> Goal of the exercise: Give the number of lines holding the string "name" and nothing more.

> Listed entries:
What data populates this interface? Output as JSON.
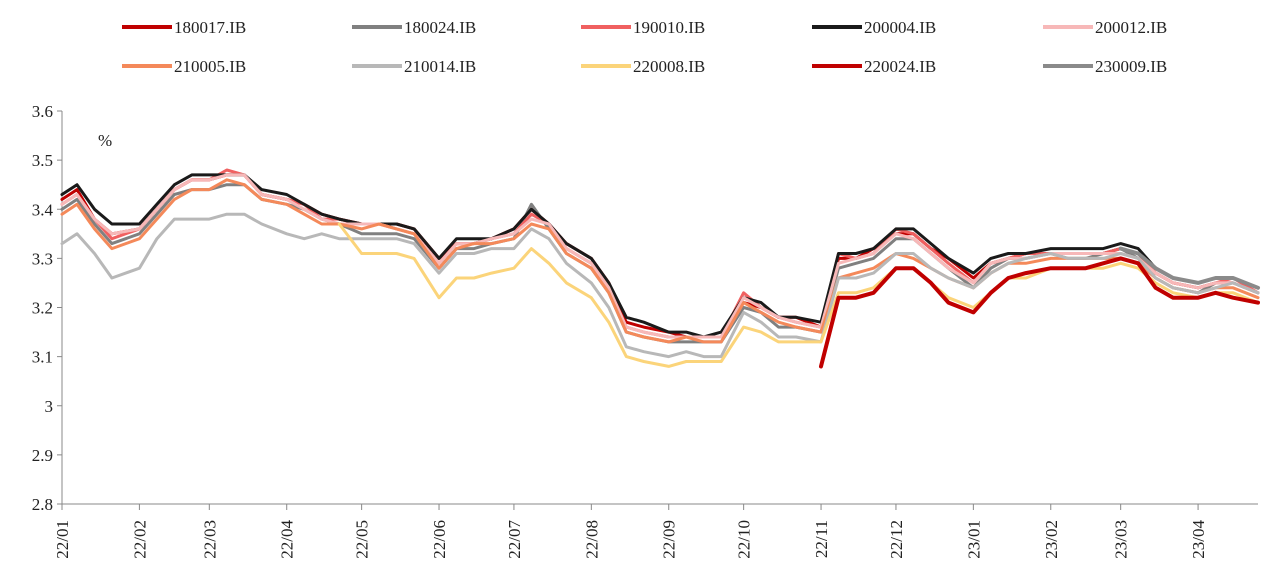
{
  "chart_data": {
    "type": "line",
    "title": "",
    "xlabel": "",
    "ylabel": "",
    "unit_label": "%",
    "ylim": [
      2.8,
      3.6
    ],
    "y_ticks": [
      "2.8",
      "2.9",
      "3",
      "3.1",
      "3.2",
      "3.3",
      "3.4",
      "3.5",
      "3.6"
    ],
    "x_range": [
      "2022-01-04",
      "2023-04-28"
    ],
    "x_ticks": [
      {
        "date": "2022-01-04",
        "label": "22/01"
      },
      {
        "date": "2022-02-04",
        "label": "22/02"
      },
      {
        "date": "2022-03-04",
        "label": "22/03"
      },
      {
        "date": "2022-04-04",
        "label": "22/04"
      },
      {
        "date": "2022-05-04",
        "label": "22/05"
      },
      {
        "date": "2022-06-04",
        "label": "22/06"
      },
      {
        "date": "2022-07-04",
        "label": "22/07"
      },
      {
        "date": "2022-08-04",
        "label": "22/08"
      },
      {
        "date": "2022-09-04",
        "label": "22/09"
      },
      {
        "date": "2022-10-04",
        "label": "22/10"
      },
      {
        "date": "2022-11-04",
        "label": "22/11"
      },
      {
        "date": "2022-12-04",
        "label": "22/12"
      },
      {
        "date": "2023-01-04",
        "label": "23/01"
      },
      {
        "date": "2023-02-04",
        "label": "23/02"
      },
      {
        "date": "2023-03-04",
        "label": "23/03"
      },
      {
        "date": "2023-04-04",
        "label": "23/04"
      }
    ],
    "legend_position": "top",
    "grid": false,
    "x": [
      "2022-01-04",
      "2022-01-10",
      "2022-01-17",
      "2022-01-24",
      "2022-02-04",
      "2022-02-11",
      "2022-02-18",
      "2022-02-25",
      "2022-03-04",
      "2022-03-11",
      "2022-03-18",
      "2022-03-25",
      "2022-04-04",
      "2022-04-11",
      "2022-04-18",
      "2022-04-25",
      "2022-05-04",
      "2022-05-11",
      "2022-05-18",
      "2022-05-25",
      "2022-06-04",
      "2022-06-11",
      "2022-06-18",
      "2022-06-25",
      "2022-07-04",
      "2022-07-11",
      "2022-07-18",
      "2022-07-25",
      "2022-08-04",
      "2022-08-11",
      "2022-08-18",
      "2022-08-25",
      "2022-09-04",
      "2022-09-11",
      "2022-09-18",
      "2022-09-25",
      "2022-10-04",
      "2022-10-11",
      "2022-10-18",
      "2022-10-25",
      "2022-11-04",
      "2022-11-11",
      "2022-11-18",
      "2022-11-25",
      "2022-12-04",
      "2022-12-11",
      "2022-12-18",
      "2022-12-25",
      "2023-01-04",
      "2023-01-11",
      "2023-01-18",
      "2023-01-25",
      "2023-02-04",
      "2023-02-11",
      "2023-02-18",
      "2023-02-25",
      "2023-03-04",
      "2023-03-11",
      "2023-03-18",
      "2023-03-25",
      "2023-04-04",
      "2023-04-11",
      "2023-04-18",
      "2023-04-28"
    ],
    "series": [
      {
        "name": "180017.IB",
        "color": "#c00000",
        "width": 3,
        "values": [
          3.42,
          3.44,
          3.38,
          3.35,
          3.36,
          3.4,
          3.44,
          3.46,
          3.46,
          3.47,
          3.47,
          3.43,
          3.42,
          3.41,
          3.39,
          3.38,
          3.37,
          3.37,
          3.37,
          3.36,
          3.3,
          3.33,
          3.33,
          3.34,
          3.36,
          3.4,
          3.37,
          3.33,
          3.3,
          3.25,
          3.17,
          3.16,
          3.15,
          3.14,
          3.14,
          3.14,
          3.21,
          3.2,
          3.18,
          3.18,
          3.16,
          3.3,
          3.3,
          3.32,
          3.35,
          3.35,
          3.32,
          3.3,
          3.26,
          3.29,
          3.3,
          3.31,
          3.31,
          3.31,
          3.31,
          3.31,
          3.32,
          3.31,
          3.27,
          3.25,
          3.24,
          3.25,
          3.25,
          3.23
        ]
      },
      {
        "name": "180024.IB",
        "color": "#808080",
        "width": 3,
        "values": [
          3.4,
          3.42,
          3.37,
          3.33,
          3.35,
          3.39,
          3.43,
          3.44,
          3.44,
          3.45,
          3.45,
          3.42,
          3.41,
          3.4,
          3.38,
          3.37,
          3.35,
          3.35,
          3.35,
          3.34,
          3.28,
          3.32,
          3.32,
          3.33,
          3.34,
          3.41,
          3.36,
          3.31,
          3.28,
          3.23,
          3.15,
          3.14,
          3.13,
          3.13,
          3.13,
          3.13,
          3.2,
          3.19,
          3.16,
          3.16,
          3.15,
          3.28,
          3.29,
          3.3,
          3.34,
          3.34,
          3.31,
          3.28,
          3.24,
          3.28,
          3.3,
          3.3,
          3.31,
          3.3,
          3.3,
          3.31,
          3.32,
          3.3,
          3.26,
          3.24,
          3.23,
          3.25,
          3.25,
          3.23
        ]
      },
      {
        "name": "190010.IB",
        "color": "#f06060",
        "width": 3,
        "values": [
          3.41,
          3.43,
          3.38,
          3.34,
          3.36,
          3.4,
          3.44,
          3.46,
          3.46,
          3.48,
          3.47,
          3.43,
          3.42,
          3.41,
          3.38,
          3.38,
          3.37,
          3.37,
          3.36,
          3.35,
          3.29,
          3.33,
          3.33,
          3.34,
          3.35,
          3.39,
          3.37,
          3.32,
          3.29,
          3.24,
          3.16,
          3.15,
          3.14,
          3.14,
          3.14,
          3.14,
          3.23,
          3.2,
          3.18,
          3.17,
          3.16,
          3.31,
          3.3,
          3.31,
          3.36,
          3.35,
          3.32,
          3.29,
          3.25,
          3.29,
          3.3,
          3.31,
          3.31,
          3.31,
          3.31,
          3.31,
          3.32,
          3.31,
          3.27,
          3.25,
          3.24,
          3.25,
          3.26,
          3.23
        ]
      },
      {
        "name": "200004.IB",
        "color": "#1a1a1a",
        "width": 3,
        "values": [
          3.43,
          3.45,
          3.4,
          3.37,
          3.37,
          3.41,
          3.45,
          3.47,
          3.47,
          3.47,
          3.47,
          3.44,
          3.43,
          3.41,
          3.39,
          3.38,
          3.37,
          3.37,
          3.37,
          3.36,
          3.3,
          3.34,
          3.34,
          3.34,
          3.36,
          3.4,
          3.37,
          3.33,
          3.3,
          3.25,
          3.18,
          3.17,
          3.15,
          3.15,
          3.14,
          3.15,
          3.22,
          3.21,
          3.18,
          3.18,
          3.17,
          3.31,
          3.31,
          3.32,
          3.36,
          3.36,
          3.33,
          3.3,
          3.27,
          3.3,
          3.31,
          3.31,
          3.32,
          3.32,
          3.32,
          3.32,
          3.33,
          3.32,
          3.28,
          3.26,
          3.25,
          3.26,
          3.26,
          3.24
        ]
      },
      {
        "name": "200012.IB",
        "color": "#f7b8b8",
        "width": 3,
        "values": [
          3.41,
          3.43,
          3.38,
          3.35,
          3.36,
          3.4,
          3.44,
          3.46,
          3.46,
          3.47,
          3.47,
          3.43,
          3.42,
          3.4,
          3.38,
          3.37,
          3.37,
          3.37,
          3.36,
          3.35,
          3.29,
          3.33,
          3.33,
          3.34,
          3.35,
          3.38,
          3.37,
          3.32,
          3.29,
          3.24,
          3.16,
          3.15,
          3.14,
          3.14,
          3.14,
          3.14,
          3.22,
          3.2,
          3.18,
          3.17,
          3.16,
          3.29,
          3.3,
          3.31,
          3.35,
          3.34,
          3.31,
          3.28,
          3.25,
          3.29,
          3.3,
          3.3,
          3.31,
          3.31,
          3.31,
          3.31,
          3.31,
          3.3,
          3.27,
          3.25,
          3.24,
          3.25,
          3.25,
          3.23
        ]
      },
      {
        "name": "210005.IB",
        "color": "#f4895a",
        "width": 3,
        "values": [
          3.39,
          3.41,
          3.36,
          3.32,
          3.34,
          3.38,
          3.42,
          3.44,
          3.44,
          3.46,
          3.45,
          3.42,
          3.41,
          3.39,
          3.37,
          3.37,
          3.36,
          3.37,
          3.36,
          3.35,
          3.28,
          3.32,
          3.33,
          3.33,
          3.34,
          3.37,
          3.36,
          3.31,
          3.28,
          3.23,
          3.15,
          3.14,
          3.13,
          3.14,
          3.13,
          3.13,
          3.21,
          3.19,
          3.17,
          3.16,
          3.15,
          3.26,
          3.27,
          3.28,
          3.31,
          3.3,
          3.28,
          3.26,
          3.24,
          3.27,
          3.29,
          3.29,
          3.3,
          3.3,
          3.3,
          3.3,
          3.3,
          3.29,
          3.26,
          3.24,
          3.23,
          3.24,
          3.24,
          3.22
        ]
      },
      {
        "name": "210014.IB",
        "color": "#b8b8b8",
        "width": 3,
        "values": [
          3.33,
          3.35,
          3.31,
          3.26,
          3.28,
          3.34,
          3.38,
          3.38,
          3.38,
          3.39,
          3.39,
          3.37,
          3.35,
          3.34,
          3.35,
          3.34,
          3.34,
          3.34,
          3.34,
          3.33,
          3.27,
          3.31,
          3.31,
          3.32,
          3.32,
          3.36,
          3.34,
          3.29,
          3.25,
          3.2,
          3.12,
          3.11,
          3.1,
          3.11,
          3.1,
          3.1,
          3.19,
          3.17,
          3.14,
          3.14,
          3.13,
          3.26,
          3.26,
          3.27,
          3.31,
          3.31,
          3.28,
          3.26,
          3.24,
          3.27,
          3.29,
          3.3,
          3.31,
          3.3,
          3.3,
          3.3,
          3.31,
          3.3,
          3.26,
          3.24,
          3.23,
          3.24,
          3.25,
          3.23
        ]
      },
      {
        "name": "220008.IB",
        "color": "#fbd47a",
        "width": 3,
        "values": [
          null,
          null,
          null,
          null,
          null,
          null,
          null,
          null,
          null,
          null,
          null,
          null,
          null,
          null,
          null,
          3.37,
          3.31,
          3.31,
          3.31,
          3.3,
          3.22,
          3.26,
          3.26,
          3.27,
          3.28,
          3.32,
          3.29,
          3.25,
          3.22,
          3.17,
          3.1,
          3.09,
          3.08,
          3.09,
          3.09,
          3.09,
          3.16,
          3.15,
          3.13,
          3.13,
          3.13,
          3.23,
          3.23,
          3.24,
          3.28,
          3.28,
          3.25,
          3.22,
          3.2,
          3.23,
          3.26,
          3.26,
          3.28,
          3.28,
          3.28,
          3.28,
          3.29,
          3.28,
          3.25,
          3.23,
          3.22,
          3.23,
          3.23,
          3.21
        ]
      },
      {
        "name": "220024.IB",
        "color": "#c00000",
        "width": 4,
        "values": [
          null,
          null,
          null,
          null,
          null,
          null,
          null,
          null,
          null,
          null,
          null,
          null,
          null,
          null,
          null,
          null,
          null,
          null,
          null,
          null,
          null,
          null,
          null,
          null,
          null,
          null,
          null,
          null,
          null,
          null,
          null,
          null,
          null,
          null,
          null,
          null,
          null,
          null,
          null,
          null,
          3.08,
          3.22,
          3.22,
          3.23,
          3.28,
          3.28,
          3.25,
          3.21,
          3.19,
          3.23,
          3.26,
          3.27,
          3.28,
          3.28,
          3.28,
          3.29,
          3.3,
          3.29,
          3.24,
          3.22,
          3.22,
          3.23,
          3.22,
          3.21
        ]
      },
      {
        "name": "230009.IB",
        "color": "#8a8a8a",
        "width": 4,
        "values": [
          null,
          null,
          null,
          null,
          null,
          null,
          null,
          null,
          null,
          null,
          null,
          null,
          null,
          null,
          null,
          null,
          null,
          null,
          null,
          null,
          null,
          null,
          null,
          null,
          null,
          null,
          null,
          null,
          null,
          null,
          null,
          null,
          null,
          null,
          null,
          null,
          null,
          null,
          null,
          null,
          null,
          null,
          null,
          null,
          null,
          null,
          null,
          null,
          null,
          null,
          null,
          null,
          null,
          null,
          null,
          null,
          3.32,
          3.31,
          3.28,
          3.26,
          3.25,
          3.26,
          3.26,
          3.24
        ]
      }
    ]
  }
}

> Final result: 10